** Start Record extracts **

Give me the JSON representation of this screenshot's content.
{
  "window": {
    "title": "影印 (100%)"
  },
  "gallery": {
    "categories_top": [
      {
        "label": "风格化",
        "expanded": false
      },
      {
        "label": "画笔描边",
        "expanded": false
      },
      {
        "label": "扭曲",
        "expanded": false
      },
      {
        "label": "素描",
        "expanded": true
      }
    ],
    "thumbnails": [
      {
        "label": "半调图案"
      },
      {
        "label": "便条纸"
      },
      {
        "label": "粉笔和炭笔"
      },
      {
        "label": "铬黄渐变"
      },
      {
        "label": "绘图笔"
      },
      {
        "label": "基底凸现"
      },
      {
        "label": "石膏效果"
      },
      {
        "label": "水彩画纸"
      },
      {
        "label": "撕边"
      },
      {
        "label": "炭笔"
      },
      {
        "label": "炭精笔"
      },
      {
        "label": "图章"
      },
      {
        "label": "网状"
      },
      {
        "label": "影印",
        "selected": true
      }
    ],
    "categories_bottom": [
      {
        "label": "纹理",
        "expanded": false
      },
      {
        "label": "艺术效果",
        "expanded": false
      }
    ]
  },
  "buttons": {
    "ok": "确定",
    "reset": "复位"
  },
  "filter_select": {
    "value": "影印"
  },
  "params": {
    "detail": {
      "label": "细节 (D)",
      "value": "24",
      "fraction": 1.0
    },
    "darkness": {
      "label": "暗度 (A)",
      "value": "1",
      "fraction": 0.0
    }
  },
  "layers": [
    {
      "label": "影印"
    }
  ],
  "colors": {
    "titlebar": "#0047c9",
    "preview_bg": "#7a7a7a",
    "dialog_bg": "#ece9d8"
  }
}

** End Record extracts **

- **Written request**
Write out every record verbatim.

- **Exercise response**
Give me the JSON representation of this screenshot's content.
{
  "window": {
    "title": "影印 (100%)"
  },
  "gallery": {
    "categories_top": [
      {
        "label": "风格化",
        "expanded": false
      },
      {
        "label": "画笔描边",
        "expanded": false
      },
      {
        "label": "扭曲",
        "expanded": false
      },
      {
        "label": "素描",
        "expanded": true
      }
    ],
    "thumbnails": [
      {
        "label": "半调图案"
      },
      {
        "label": "便条纸"
      },
      {
        "label": "粉笔和炭笔"
      },
      {
        "label": "铬黄渐变"
      },
      {
        "label": "绘图笔"
      },
      {
        "label": "基底凸现"
      },
      {
        "label": "石膏效果"
      },
      {
        "label": "水彩画纸"
      },
      {
        "label": "撕边"
      },
      {
        "label": "炭笔"
      },
      {
        "label": "炭精笔"
      },
      {
        "label": "图章"
      },
      {
        "label": "网状"
      },
      {
        "label": "影印",
        "selected": true
      }
    ],
    "categories_bottom": [
      {
        "label": "纹理",
        "expanded": false
      },
      {
        "label": "艺术效果",
        "expanded": false
      }
    ]
  },
  "buttons": {
    "ok": "确定",
    "reset": "复位"
  },
  "filter_select": {
    "value": "影印"
  },
  "params": {
    "detail": {
      "label": "细节 (D)",
      "value": "24",
      "fraction": 1.0
    },
    "darkness": {
      "label": "暗度 (A)",
      "value": "1",
      "fraction": 0.0
    }
  },
  "layers": [
    {
      "label": "影印"
    }
  ],
  "colors": {
    "titlebar": "#0047c9",
    "preview_bg": "#7a7a7a",
    "dialog_bg": "#ece9d8"
  }
}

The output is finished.